====== 元のレコード

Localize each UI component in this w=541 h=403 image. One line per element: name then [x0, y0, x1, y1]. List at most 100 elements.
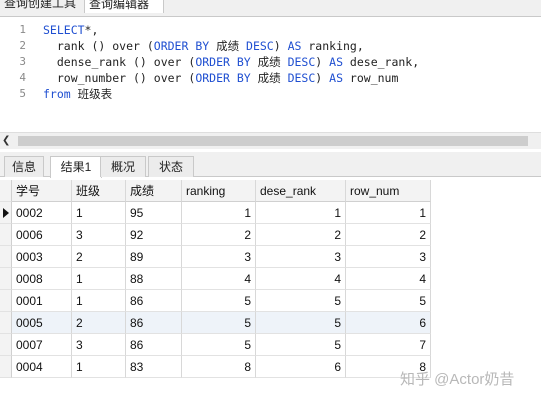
grid-cell[interactable]: 0006	[12, 224, 72, 246]
grid-cell[interactable]: 3	[72, 334, 126, 356]
grid-cell[interactable]: 8	[182, 356, 256, 378]
grid-cell[interactable]: 2	[182, 224, 256, 246]
grid-cell[interactable]: 0003	[12, 246, 72, 268]
grid-cell[interactable]: 4	[182, 268, 256, 290]
grid-cell[interactable]: 1	[256, 202, 346, 224]
column-header[interactable]: row_num	[346, 180, 431, 202]
row-header[interactable]	[0, 268, 12, 290]
grid-cell[interactable]: 2	[256, 224, 346, 246]
grid-cell[interactable]: 1	[72, 356, 126, 378]
code-line: from 班级表	[43, 86, 419, 102]
column-header[interactable]: ranking	[182, 180, 256, 202]
grid-cell[interactable]: 86	[126, 290, 182, 312]
line-number: 4	[19, 71, 26, 84]
grid-cell[interactable]: 6	[256, 356, 346, 378]
grid-cell[interactable]: 89	[126, 246, 182, 268]
code-line: SELECT*,	[43, 22, 419, 38]
table-row[interactable]: 0008 1 88 4 4 4	[0, 268, 431, 290]
grid-cell[interactable]: 6	[346, 312, 431, 334]
sql-editor[interactable]: 1 2 3 4 5 SELECT*, rank () over (ORDER B…	[0, 17, 541, 132]
grid-cell[interactable]: 1	[72, 290, 126, 312]
grid-cell[interactable]: 86	[126, 312, 182, 334]
sql-keyword: DESC	[287, 71, 316, 85]
grid-cell[interactable]: 1	[72, 202, 126, 224]
sql-text: )	[315, 71, 330, 85]
table-row[interactable]: 0005 2 86 5 5 6	[0, 312, 431, 334]
sql-text: 成绩	[250, 55, 288, 69]
sql-text: ranking,	[301, 39, 364, 53]
grid-cell[interactable]: 3	[346, 246, 431, 268]
scrollbar-thumb[interactable]	[18, 136, 528, 146]
table-row[interactable]: 0004 1 83 8 6 8	[0, 356, 431, 378]
table-row[interactable]: 0006 3 92 2 2 2	[0, 224, 431, 246]
horizontal-scrollbar[interactable]: ❮	[0, 132, 541, 149]
grid-cell[interactable]: 5	[256, 334, 346, 356]
code-area[interactable]: SELECT*, rank () over (ORDER BY 成绩 DESC)…	[43, 22, 419, 102]
grid-cell[interactable]: 2	[72, 246, 126, 268]
grid-cell[interactable]: 5	[256, 312, 346, 334]
row-header[interactable]	[0, 356, 12, 378]
row-header[interactable]	[0, 246, 12, 268]
grid-cell[interactable]: 88	[126, 268, 182, 290]
column-header[interactable]: dese_rank	[256, 180, 346, 202]
row-header[interactable]	[0, 334, 12, 356]
grid-cell[interactable]: 5	[182, 312, 256, 334]
row-header[interactable]	[0, 180, 12, 202]
row-header[interactable]	[0, 290, 12, 312]
sql-text: )	[273, 39, 288, 53]
row-header[interactable]	[0, 202, 12, 224]
tab-status[interactable]: 状态	[148, 156, 194, 177]
tab-overview[interactable]: 概况	[100, 156, 146, 177]
table-row[interactable]: 0001 1 86 5 5 5	[0, 290, 431, 312]
result-tabs: 信息 结果1 概况 状态	[0, 152, 541, 178]
column-header[interactable]: 班级	[72, 180, 126, 202]
grid-cell[interactable]: 83	[126, 356, 182, 378]
sql-keyword: ORDER BY	[153, 39, 210, 53]
tab-result1[interactable]: 结果1	[50, 156, 102, 178]
tab-query-builder[interactable]: 查询创建工具	[0, 0, 88, 12]
sql-keyword: from	[43, 87, 71, 101]
sql-keyword: ORDER BY	[195, 55, 251, 69]
grid-cell[interactable]: 3	[72, 224, 126, 246]
grid-cell[interactable]: 2	[72, 312, 126, 334]
sql-text: rank () over (	[43, 39, 154, 53]
grid-cell[interactable]: 3	[256, 246, 346, 268]
grid-cell[interactable]: 0007	[12, 334, 72, 356]
grid-cell[interactable]: 86	[126, 334, 182, 356]
table-row[interactable]: 0002 1 95 1 1 1	[0, 202, 431, 224]
sql-keyword: ORDER BY	[195, 71, 251, 85]
grid-cell[interactable]: 1	[182, 202, 256, 224]
grid-cell[interactable]: 4	[346, 268, 431, 290]
grid-cell[interactable]: 3	[182, 246, 256, 268]
tab-info[interactable]: 信息	[4, 156, 44, 177]
grid-cell[interactable]: 0004	[12, 356, 72, 378]
sql-text: row_num	[343, 71, 399, 85]
sql-text: 班级表	[70, 87, 113, 101]
tab-query-editor[interactable]: 查询编辑器	[84, 0, 164, 13]
grid-cell[interactable]: 0001	[12, 290, 72, 312]
grid-cell[interactable]: 0002	[12, 202, 72, 224]
grid-cell[interactable]: 0008	[12, 268, 72, 290]
column-header[interactable]: 成绩	[126, 180, 182, 202]
grid-cell[interactable]: 1	[72, 268, 126, 290]
grid-cell[interactable]: 5	[256, 290, 346, 312]
grid-cell[interactable]: 0005	[12, 312, 72, 334]
column-header[interactable]: 学号	[12, 180, 72, 202]
grid-cell[interactable]: 92	[126, 224, 182, 246]
grid-cell[interactable]: 5	[346, 290, 431, 312]
grid-cell[interactable]: 1	[346, 202, 431, 224]
scroll-left-arrow-icon[interactable]: ❮	[2, 135, 10, 146]
grid-cell[interactable]: 5	[182, 334, 256, 356]
grid-cell[interactable]: 7	[346, 334, 431, 356]
row-header[interactable]	[0, 224, 12, 246]
table-row[interactable]: 0003 2 89 3 3 3	[0, 246, 431, 268]
grid-cell[interactable]: 5	[182, 290, 256, 312]
grid-cell[interactable]: 4	[256, 268, 346, 290]
grid-cell[interactable]: 2	[346, 224, 431, 246]
line-number: 5	[19, 87, 26, 100]
table-row[interactable]: 0007 3 86 5 5 7	[0, 334, 431, 356]
row-header[interactable]	[0, 312, 12, 334]
sql-text: dense_rank () over (	[43, 55, 196, 69]
grid-cell[interactable]: 95	[126, 202, 182, 224]
code-line: dense_rank () over (ORDER BY 成绩 DESC) AS…	[43, 54, 419, 70]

============

上のレコードをすべて、「grid-cell」を「data-cell」に名前を変えて、ほかは変えずに書き直してもらえますか？画像は含めないでください。

Localize each UI component in this w=541 h=403 image. One line per element: name then [x0, y0, x1, y1]. List at most 100 elements.
data-cell[interactable]: 0006	[12, 224, 72, 246]
data-cell[interactable]: 3	[72, 334, 126, 356]
data-cell[interactable]: 8	[182, 356, 256, 378]
data-cell[interactable]: 2	[182, 224, 256, 246]
data-cell[interactable]: 0003	[12, 246, 72, 268]
data-cell[interactable]: 4	[182, 268, 256, 290]
data-cell[interactable]: 1	[256, 202, 346, 224]
column-header[interactable]: row_num	[346, 180, 431, 202]
row-header[interactable]	[0, 268, 12, 290]
data-cell[interactable]: 2	[256, 224, 346, 246]
data-cell[interactable]: 1	[72, 356, 126, 378]
code-line: from 班级表	[43, 86, 419, 102]
column-header[interactable]: ranking	[182, 180, 256, 202]
data-cell[interactable]: 86	[126, 290, 182, 312]
line-number: 4	[19, 71, 26, 84]
data-cell[interactable]: 6	[256, 356, 346, 378]
data-cell[interactable]: 89	[126, 246, 182, 268]
code-line: SELECT*,	[43, 22, 419, 38]
table-row[interactable]: 0008 1 88 4 4 4	[0, 268, 431, 290]
data-cell[interactable]: 6	[346, 312, 431, 334]
sql-editor[interactable]: 1 2 3 4 5 SELECT*, rank () over (ORDER B…	[0, 17, 541, 132]
data-cell[interactable]: 1	[72, 290, 126, 312]
data-cell[interactable]: 86	[126, 312, 182, 334]
sql-keyword: DESC	[287, 71, 316, 85]
data-cell[interactable]: 1	[72, 202, 126, 224]
sql-text: )	[315, 71, 330, 85]
table-row[interactable]: 0005 2 86 5 5 6	[0, 312, 431, 334]
sql-text: 成绩	[250, 55, 288, 69]
sql-text: ranking,	[301, 39, 364, 53]
data-cell[interactable]: 3	[346, 246, 431, 268]
scrollbar-thumb[interactable]	[18, 136, 528, 146]
table-row[interactable]: 0004 1 83 8 6 8	[0, 356, 431, 378]
table-row[interactable]: 0006 3 92 2 2 2	[0, 224, 431, 246]
horizontal-scrollbar[interactable]: ❮	[0, 132, 541, 149]
data-cell[interactable]: 5	[256, 334, 346, 356]
code-area[interactable]: SELECT*, rank () over (ORDER BY 成绩 DESC)…	[43, 22, 419, 102]
data-cell[interactable]: 2	[72, 246, 126, 268]
data-cell[interactable]: 5	[256, 312, 346, 334]
row-header[interactable]	[0, 356, 12, 378]
row-header[interactable]	[0, 246, 12, 268]
data-cell[interactable]: 88	[126, 268, 182, 290]
column-header[interactable]: dese_rank	[256, 180, 346, 202]
row-header[interactable]	[0, 334, 12, 356]
data-cell[interactable]: 5	[182, 312, 256, 334]
row-header[interactable]	[0, 180, 12, 202]
row-header[interactable]	[0, 290, 12, 312]
sql-text: )	[273, 39, 288, 53]
row-header[interactable]	[0, 202, 12, 224]
tab-status[interactable]: 状态	[148, 156, 194, 177]
tab-overview[interactable]: 概况	[100, 156, 146, 177]
table-row[interactable]: 0001 1 86 5 5 5	[0, 290, 431, 312]
result-tabs: 信息 结果1 概况 状态	[0, 152, 541, 178]
column-header[interactable]: 班级	[72, 180, 126, 202]
data-cell[interactable]: 83	[126, 356, 182, 378]
sql-keyword: ORDER BY	[153, 39, 210, 53]
tab-result1[interactable]: 结果1	[50, 156, 102, 178]
tab-query-builder[interactable]: 查询创建工具	[0, 0, 88, 12]
sql-keyword: from	[43, 87, 71, 101]
sql-keyword: ORDER BY	[195, 55, 251, 69]
data-cell[interactable]: 3	[72, 224, 126, 246]
data-cell[interactable]: 2	[72, 312, 126, 334]
sql-text: rank () over (	[43, 39, 154, 53]
data-cell[interactable]: 3	[256, 246, 346, 268]
data-cell[interactable]: 0007	[12, 334, 72, 356]
data-cell[interactable]: 86	[126, 334, 182, 356]
table-row[interactable]: 0002 1 95 1 1 1	[0, 202, 431, 224]
sql-keyword: ORDER BY	[195, 71, 251, 85]
data-cell[interactable]: 1	[182, 202, 256, 224]
data-cell[interactable]: 4	[346, 268, 431, 290]
data-cell[interactable]: 3	[182, 246, 256, 268]
tab-info[interactable]: 信息	[4, 156, 44, 177]
data-cell[interactable]: 0004	[12, 356, 72, 378]
sql-text: row_num	[343, 71, 399, 85]
sql-text: 班级表	[70, 87, 113, 101]
tab-query-editor[interactable]: 查询编辑器	[84, 0, 164, 13]
data-cell[interactable]: 0001	[12, 290, 72, 312]
data-cell[interactable]: 0002	[12, 202, 72, 224]
data-cell[interactable]: 0008	[12, 268, 72, 290]
column-header[interactable]: 成绩	[126, 180, 182, 202]
data-cell[interactable]: 1	[72, 268, 126, 290]
data-cell[interactable]: 5	[256, 290, 346, 312]
data-cell[interactable]: 0005	[12, 312, 72, 334]
column-header[interactable]: 学号	[12, 180, 72, 202]
data-cell[interactable]: 92	[126, 224, 182, 246]
data-cell[interactable]: 5	[346, 290, 431, 312]
data-cell[interactable]: 1	[346, 202, 431, 224]
scroll-left-arrow-icon[interactable]: ❮	[2, 135, 10, 146]
data-cell[interactable]: 5	[182, 334, 256, 356]
data-cell[interactable]: 7	[346, 334, 431, 356]
row-header[interactable]	[0, 224, 12, 246]
table-row[interactable]: 0003 2 89 3 3 3	[0, 246, 431, 268]
data-cell[interactable]: 5	[182, 290, 256, 312]
data-cell[interactable]: 4	[256, 268, 346, 290]
data-cell[interactable]: 2	[346, 224, 431, 246]
line-number: 5	[19, 87, 26, 100]
table-row[interactable]: 0007 3 86 5 5 7	[0, 334, 431, 356]
row-header[interactable]	[0, 312, 12, 334]
sql-text: dense_rank () over (	[43, 55, 196, 69]
data-cell[interactable]: 95	[126, 202, 182, 224]
code-line: dense_rank () over (ORDER BY 成绩 DESC) AS…	[43, 54, 419, 70]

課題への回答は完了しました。